'''

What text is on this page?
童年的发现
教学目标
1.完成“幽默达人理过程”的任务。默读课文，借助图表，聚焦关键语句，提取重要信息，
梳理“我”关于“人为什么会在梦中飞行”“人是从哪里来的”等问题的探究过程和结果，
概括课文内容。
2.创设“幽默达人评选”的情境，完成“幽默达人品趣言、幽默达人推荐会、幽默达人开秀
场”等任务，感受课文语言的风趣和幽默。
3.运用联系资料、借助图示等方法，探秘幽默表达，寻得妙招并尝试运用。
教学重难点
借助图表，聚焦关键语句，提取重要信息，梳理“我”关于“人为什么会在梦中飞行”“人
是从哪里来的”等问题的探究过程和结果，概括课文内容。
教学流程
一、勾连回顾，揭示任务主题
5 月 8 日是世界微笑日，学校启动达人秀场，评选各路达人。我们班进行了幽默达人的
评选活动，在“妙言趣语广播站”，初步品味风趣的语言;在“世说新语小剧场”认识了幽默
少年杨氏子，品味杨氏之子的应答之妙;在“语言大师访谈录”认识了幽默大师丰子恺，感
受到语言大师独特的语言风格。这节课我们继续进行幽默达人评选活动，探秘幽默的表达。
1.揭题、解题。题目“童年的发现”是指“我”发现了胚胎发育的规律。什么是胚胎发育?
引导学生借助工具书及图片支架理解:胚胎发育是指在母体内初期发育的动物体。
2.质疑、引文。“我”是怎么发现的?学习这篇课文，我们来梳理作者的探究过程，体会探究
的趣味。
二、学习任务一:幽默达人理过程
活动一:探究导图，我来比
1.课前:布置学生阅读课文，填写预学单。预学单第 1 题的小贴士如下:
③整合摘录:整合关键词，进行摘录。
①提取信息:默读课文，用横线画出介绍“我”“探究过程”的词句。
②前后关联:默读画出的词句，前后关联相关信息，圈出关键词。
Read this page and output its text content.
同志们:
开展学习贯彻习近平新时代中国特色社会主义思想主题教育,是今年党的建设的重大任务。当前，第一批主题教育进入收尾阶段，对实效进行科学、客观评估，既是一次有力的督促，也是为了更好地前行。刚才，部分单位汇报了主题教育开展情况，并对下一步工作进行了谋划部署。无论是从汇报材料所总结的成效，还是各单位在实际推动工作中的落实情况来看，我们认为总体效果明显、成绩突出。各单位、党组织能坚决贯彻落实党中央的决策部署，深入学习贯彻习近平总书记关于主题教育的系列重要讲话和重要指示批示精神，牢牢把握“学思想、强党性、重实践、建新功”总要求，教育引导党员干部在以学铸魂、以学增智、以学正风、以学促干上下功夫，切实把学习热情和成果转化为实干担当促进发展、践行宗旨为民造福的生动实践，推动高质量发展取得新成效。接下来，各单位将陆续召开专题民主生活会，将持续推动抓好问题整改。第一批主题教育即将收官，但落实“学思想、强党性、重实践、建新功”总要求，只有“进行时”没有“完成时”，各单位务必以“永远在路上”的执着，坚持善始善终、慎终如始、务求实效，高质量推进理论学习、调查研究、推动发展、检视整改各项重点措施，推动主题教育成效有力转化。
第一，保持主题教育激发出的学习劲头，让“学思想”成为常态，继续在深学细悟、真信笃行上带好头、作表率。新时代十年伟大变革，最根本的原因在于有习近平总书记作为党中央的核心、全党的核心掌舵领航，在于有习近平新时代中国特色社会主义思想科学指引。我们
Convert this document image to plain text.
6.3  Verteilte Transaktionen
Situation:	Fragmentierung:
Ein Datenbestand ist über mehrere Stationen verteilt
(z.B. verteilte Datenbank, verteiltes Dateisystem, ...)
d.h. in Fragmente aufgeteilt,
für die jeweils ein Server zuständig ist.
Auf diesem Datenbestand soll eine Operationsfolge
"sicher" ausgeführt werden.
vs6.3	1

'''

◆ Directions for this task
Scan the material above. Copy each line where "text" occurs.

◆ Solution to this problem
What text is on this page?
Read this page and output its text content.
Convert this document image to plain text.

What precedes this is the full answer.